Work to complete: Retype each entry verbatim. Do not include the images.

The records:
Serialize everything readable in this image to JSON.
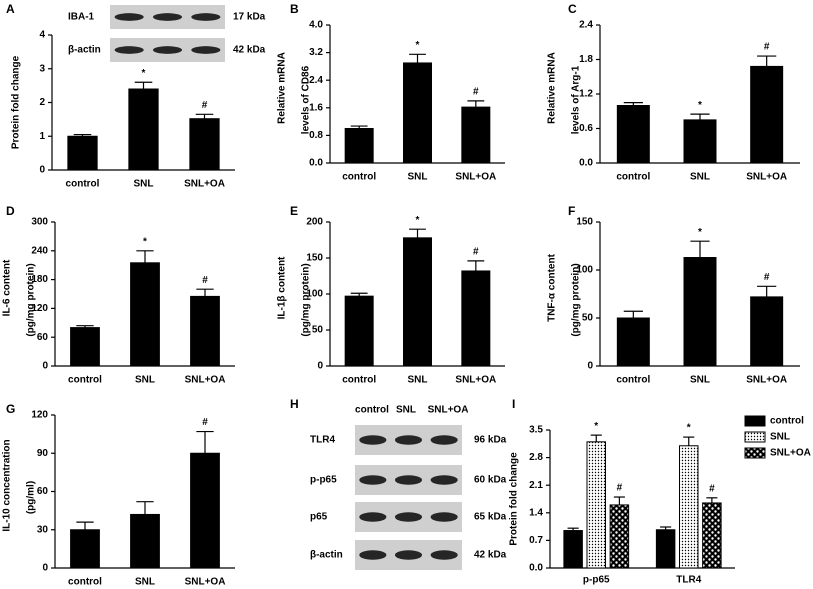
{
  "chart_data": [
    {
      "type": "bar",
      "panel": "A",
      "ylabel": [
        "Protein fold change"
      ],
      "categories": [
        "control",
        "SNL",
        "SNL+OA"
      ],
      "values": [
        1.0,
        2.4,
        1.52
      ],
      "errors": [
        0.05,
        0.2,
        0.13
      ],
      "annotations": [
        null,
        "*",
        "#"
      ],
      "color": "#000000",
      "ylim": [
        0,
        4
      ],
      "yticks": [
        0,
        1,
        2,
        3,
        4
      ],
      "blot": {
        "rows": [
          "IBA-1",
          "β-actin"
        ],
        "sizes": [
          "17 kDa",
          "42 kDa"
        ]
      }
    },
    {
      "type": "bar",
      "panel": "B",
      "ylabel": [
        "Relative  mRNA",
        "levels of CD86"
      ],
      "categories": [
        "control",
        "SNL",
        "SNL+OA"
      ],
      "values": [
        1.0,
        2.9,
        1.62
      ],
      "errors": [
        0.07,
        0.25,
        0.18
      ],
      "annotations": [
        null,
        "*",
        "#"
      ],
      "color": "#000000",
      "ylim": [
        0,
        4
      ],
      "yticks": [
        {
          "value": 0,
          "label": "0.0"
        },
        0.8,
        1.6,
        2.4,
        3.2,
        {
          "value": 4,
          "label": "4.0"
        }
      ]
    },
    {
      "type": "bar",
      "panel": "C",
      "ylabel": [
        "Relative  mRNA",
        "levels of Arg-1"
      ],
      "categories": [
        "control",
        "SNL",
        "SNL+OA"
      ],
      "values": [
        1.0,
        0.75,
        1.68
      ],
      "errors": [
        0.05,
        0.1,
        0.18
      ],
      "annotations": [
        null,
        "*",
        "#"
      ],
      "color": "#000000",
      "ylim": [
        0,
        2.4
      ],
      "yticks": [
        {
          "value": 0,
          "label": "0.0"
        },
        0.6,
        1.2,
        1.8,
        2.4
      ]
    },
    {
      "type": "bar",
      "panel": "D",
      "ylabel": [
        "IL-6 content",
        "(pg/mg protein)"
      ],
      "categories": [
        "control",
        "SNL",
        "SNL+OA"
      ],
      "values": [
        80,
        215,
        145
      ],
      "errors": [
        4,
        25,
        15
      ],
      "annotations": [
        null,
        "*",
        "#"
      ],
      "color": "#000000",
      "ylim": [
        0,
        300
      ],
      "yticks": [
        0,
        60,
        120,
        180,
        240,
        300
      ]
    },
    {
      "type": "bar",
      "panel": "E",
      "ylabel": [
        "IL-1β content",
        "(pg/mg protein)"
      ],
      "categories": [
        "control",
        "SNL",
        "SNL+OA"
      ],
      "values": [
        97,
        178,
        132
      ],
      "errors": [
        4,
        12,
        14
      ],
      "annotations": [
        null,
        "*",
        "#"
      ],
      "color": "#000000",
      "ylim": [
        0,
        200
      ],
      "yticks": [
        0,
        50,
        100,
        150,
        200
      ]
    },
    {
      "type": "bar",
      "panel": "F",
      "ylabel": [
        "TNF-α content",
        "(pg/mg protein)"
      ],
      "categories": [
        "control",
        "SNL",
        "SNL+OA"
      ],
      "values": [
        50,
        113,
        72
      ],
      "errors": [
        7,
        17,
        11
      ],
      "annotations": [
        null,
        "*",
        "#"
      ],
      "color": "#000000",
      "ylim": [
        0,
        150
      ],
      "yticks": [
        0,
        50,
        100,
        150
      ]
    },
    {
      "type": "bar",
      "panel": "G",
      "ylabel": [
        "IL-10 concentration",
        "(pg/ml)"
      ],
      "categories": [
        "control",
        "SNL",
        "SNL+OA"
      ],
      "values": [
        30,
        42,
        90
      ],
      "errors": [
        6,
        10,
        17
      ],
      "annotations": [
        null,
        null,
        "#"
      ],
      "color": "#000000",
      "ylim": [
        0,
        120
      ],
      "yticks": [
        0,
        30,
        60,
        90,
        120
      ]
    },
    {
      "type": "blot",
      "panel": "H",
      "columns": [
        "control",
        "SNL",
        "SNL+OA"
      ],
      "rows": [
        "TLR4",
        "p-p65",
        "p65",
        "β-actin"
      ],
      "sizes": [
        "96 kDa",
        "60 kDa",
        "65 kDa",
        "42 kDa"
      ]
    },
    {
      "type": "grouped-bar",
      "panel": "I",
      "ylabel": [
        "Protein fold change"
      ],
      "categories": [
        "p-p65",
        "TLR4"
      ],
      "ylim": [
        0,
        3.5
      ],
      "yticks": [
        {
          "value": 0,
          "label": "0.0"
        },
        0.7,
        1.4,
        2.1,
        2.8,
        3.5
      ],
      "series": [
        {
          "name": "control",
          "fill": "solid",
          "values": [
            0.95,
            0.97
          ],
          "errors": [
            0.06,
            0.07
          ],
          "annotations": [
            null,
            null
          ]
        },
        {
          "name": "SNL",
          "fill": "dots",
          "values": [
            3.2,
            3.1
          ],
          "errors": [
            0.17,
            0.22
          ],
          "annotations": [
            "*",
            "*"
          ]
        },
        {
          "name": "SNL+OA",
          "fill": "checks",
          "values": [
            1.6,
            1.65
          ],
          "errors": [
            0.2,
            0.13
          ],
          "annotations": [
            "#",
            "#"
          ]
        }
      ]
    }
  ]
}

Written solution:
Serialize everything readable in this image to JSON.
{
  "chart_data": [
    {
      "type": "bar",
      "panel": "A",
      "ylabel": [
        "Protein fold change"
      ],
      "categories": [
        "control",
        "SNL",
        "SNL+OA"
      ],
      "values": [
        1.0,
        2.4,
        1.52
      ],
      "errors": [
        0.05,
        0.2,
        0.13
      ],
      "annotations": [
        null,
        "*",
        "#"
      ],
      "color": "#000000",
      "ylim": [
        0,
        4
      ],
      "yticks": [
        0,
        1,
        2,
        3,
        4
      ],
      "blot": {
        "rows": [
          "IBA-1",
          "β-actin"
        ],
        "sizes": [
          "17 kDa",
          "42 kDa"
        ]
      }
    },
    {
      "type": "bar",
      "panel": "B",
      "ylabel": [
        "Relative  mRNA",
        "levels of CD86"
      ],
      "categories": [
        "control",
        "SNL",
        "SNL+OA"
      ],
      "values": [
        1.0,
        2.9,
        1.62
      ],
      "errors": [
        0.07,
        0.25,
        0.18
      ],
      "annotations": [
        null,
        "*",
        "#"
      ],
      "color": "#000000",
      "ylim": [
        0,
        4
      ],
      "yticks": [
        {
          "value": 0,
          "label": "0.0"
        },
        0.8,
        1.6,
        2.4,
        3.2,
        {
          "value": 4,
          "label": "4.0"
        }
      ]
    },
    {
      "type": "bar",
      "panel": "C",
      "ylabel": [
        "Relative  mRNA",
        "levels of Arg-1"
      ],
      "categories": [
        "control",
        "SNL",
        "SNL+OA"
      ],
      "values": [
        1.0,
        0.75,
        1.68
      ],
      "errors": [
        0.05,
        0.1,
        0.18
      ],
      "annotations": [
        null,
        "*",
        "#"
      ],
      "color": "#000000",
      "ylim": [
        0,
        2.4
      ],
      "yticks": [
        {
          "value": 0,
          "label": "0.0"
        },
        0.6,
        1.2,
        1.8,
        2.4
      ]
    },
    {
      "type": "bar",
      "panel": "D",
      "ylabel": [
        "IL-6 content",
        "(pg/mg protein)"
      ],
      "categories": [
        "control",
        "SNL",
        "SNL+OA"
      ],
      "values": [
        80,
        215,
        145
      ],
      "errors": [
        4,
        25,
        15
      ],
      "annotations": [
        null,
        "*",
        "#"
      ],
      "color": "#000000",
      "ylim": [
        0,
        300
      ],
      "yticks": [
        0,
        60,
        120,
        180,
        240,
        300
      ]
    },
    {
      "type": "bar",
      "panel": "E",
      "ylabel": [
        "IL-1β content",
        "(pg/mg protein)"
      ],
      "categories": [
        "control",
        "SNL",
        "SNL+OA"
      ],
      "values": [
        97,
        178,
        132
      ],
      "errors": [
        4,
        12,
        14
      ],
      "annotations": [
        null,
        "*",
        "#"
      ],
      "color": "#000000",
      "ylim": [
        0,
        200
      ],
      "yticks": [
        0,
        50,
        100,
        150,
        200
      ]
    },
    {
      "type": "bar",
      "panel": "F",
      "ylabel": [
        "TNF-α content",
        "(pg/mg protein)"
      ],
      "categories": [
        "control",
        "SNL",
        "SNL+OA"
      ],
      "values": [
        50,
        113,
        72
      ],
      "errors": [
        7,
        17,
        11
      ],
      "annotations": [
        null,
        "*",
        "#"
      ],
      "color": "#000000",
      "ylim": [
        0,
        150
      ],
      "yticks": [
        0,
        50,
        100,
        150
      ]
    },
    {
      "type": "bar",
      "panel": "G",
      "ylabel": [
        "IL-10 concentration",
        "(pg/ml)"
      ],
      "categories": [
        "control",
        "SNL",
        "SNL+OA"
      ],
      "values": [
        30,
        42,
        90
      ],
      "errors": [
        6,
        10,
        17
      ],
      "annotations": [
        null,
        null,
        "#"
      ],
      "color": "#000000",
      "ylim": [
        0,
        120
      ],
      "yticks": [
        0,
        30,
        60,
        90,
        120
      ]
    },
    {
      "type": "blot",
      "panel": "H",
      "columns": [
        "control",
        "SNL",
        "SNL+OA"
      ],
      "rows": [
        "TLR4",
        "p-p65",
        "p65",
        "β-actin"
      ],
      "sizes": [
        "96 kDa",
        "60 kDa",
        "65 kDa",
        "42 kDa"
      ]
    },
    {
      "type": "grouped-bar",
      "panel": "I",
      "ylabel": [
        "Protein fold change"
      ],
      "categories": [
        "p-p65",
        "TLR4"
      ],
      "ylim": [
        0,
        3.5
      ],
      "yticks": [
        {
          "value": 0,
          "label": "0.0"
        },
        0.7,
        1.4,
        2.1,
        2.8,
        3.5
      ],
      "series": [
        {
          "name": "control",
          "fill": "solid",
          "values": [
            0.95,
            0.97
          ],
          "errors": [
            0.06,
            0.07
          ],
          "annotations": [
            null,
            null
          ]
        },
        {
          "name": "SNL",
          "fill": "dots",
          "values": [
            3.2,
            3.1
          ],
          "errors": [
            0.17,
            0.22
          ],
          "annotations": [
            "*",
            "*"
          ]
        },
        {
          "name": "SNL+OA",
          "fill": "checks",
          "values": [
            1.6,
            1.65
          ],
          "errors": [
            0.2,
            0.13
          ],
          "annotations": [
            "#",
            "#"
          ]
        }
      ]
    }
  ]
}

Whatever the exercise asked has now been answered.